- [Set task]
Select, from the data, each line where "page" occurs.

- [Provided records]
☆ ☆ ☆ ☆ ☆

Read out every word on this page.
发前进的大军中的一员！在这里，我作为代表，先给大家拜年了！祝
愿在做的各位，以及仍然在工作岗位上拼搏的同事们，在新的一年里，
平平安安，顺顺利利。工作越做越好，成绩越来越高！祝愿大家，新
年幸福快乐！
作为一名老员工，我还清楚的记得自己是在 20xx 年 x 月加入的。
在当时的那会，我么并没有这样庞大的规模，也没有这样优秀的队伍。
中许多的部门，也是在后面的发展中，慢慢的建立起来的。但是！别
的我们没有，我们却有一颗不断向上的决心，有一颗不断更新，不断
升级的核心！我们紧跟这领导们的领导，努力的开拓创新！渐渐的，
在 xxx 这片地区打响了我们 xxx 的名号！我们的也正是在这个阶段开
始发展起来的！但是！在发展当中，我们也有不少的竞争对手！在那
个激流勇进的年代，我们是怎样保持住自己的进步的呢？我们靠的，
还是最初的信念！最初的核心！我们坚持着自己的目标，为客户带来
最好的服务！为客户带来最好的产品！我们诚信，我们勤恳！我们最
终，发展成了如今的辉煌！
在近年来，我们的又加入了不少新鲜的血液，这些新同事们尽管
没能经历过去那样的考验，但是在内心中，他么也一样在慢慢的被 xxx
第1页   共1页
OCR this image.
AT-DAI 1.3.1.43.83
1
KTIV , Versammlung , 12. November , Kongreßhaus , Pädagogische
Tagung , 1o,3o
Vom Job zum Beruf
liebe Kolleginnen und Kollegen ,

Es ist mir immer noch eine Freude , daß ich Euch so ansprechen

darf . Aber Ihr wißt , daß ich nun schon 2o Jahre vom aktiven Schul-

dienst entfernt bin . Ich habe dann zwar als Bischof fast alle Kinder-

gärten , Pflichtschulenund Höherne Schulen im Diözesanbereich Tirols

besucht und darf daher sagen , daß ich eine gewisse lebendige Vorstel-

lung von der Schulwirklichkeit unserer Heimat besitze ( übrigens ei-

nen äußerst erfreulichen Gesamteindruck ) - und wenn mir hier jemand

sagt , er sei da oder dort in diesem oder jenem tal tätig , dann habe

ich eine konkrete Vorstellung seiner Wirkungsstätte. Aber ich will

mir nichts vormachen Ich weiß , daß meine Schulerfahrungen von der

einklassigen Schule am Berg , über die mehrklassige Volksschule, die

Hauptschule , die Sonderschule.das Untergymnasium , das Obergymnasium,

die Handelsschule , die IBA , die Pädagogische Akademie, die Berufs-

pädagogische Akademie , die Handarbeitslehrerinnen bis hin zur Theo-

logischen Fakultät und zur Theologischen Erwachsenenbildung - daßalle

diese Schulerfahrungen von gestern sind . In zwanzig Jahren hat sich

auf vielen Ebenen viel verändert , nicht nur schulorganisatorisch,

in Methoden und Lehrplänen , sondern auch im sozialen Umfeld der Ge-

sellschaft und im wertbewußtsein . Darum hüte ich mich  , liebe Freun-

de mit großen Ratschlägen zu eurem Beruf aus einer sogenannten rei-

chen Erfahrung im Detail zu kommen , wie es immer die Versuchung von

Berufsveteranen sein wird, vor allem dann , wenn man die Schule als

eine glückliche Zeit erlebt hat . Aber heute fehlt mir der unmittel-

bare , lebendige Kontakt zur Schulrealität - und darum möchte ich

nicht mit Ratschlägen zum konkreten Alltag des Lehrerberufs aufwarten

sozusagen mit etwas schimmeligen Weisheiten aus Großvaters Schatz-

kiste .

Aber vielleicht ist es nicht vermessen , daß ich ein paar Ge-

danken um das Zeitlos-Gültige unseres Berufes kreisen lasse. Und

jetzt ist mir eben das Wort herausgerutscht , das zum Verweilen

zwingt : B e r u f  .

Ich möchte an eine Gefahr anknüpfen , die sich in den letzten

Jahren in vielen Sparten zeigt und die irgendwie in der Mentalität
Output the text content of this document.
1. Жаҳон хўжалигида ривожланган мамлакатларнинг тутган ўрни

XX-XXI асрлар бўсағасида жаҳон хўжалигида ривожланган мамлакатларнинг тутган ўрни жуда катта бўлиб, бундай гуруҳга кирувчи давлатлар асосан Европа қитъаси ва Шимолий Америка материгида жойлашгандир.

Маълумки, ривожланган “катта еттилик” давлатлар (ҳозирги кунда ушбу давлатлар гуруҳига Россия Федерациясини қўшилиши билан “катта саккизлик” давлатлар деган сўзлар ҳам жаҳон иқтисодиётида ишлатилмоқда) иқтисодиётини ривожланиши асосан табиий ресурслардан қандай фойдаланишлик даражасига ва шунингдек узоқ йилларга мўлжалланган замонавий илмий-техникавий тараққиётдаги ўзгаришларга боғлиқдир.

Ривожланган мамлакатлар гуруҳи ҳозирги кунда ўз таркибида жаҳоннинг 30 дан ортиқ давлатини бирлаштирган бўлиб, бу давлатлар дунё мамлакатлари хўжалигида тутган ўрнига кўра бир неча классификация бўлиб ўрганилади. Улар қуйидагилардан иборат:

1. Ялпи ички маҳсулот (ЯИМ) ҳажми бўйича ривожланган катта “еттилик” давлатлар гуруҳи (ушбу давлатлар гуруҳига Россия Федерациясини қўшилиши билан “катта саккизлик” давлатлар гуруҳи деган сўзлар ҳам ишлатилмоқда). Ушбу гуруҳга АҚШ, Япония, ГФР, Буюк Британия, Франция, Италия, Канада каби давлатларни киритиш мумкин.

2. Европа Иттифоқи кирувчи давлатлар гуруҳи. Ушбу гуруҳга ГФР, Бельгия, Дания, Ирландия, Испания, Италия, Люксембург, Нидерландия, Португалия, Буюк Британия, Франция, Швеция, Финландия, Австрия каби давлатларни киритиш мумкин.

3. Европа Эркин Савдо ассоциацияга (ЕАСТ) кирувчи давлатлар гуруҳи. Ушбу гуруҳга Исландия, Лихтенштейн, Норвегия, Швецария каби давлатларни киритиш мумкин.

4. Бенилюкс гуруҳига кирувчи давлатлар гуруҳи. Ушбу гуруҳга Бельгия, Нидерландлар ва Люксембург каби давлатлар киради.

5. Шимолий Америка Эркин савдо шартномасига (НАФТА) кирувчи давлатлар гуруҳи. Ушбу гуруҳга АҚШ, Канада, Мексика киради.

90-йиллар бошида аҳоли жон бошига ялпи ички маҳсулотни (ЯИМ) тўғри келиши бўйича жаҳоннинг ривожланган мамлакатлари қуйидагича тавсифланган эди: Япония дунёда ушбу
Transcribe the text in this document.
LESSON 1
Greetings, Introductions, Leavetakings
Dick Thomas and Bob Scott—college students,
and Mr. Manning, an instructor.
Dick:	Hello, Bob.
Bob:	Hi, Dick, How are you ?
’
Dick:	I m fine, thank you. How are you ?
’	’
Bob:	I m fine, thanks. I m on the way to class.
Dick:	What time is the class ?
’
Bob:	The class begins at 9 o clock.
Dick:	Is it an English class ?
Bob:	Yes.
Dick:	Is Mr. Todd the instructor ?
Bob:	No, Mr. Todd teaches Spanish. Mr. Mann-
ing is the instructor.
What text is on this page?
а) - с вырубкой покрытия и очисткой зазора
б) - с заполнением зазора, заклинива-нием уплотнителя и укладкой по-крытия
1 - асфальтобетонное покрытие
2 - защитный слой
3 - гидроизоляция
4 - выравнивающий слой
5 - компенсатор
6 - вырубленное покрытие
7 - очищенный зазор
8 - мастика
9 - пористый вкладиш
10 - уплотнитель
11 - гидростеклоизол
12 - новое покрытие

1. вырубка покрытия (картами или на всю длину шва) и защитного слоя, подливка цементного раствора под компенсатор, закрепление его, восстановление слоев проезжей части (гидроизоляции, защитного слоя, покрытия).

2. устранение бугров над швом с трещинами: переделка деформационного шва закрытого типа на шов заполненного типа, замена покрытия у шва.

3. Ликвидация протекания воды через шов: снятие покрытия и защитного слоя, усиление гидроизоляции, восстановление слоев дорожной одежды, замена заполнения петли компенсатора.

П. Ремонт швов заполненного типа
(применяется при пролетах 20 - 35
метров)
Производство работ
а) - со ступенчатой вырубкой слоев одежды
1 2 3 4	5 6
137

☆ ☆ ☆ ☆ ☆

- [Task result]
Read out every word on this page.
What text is on this page?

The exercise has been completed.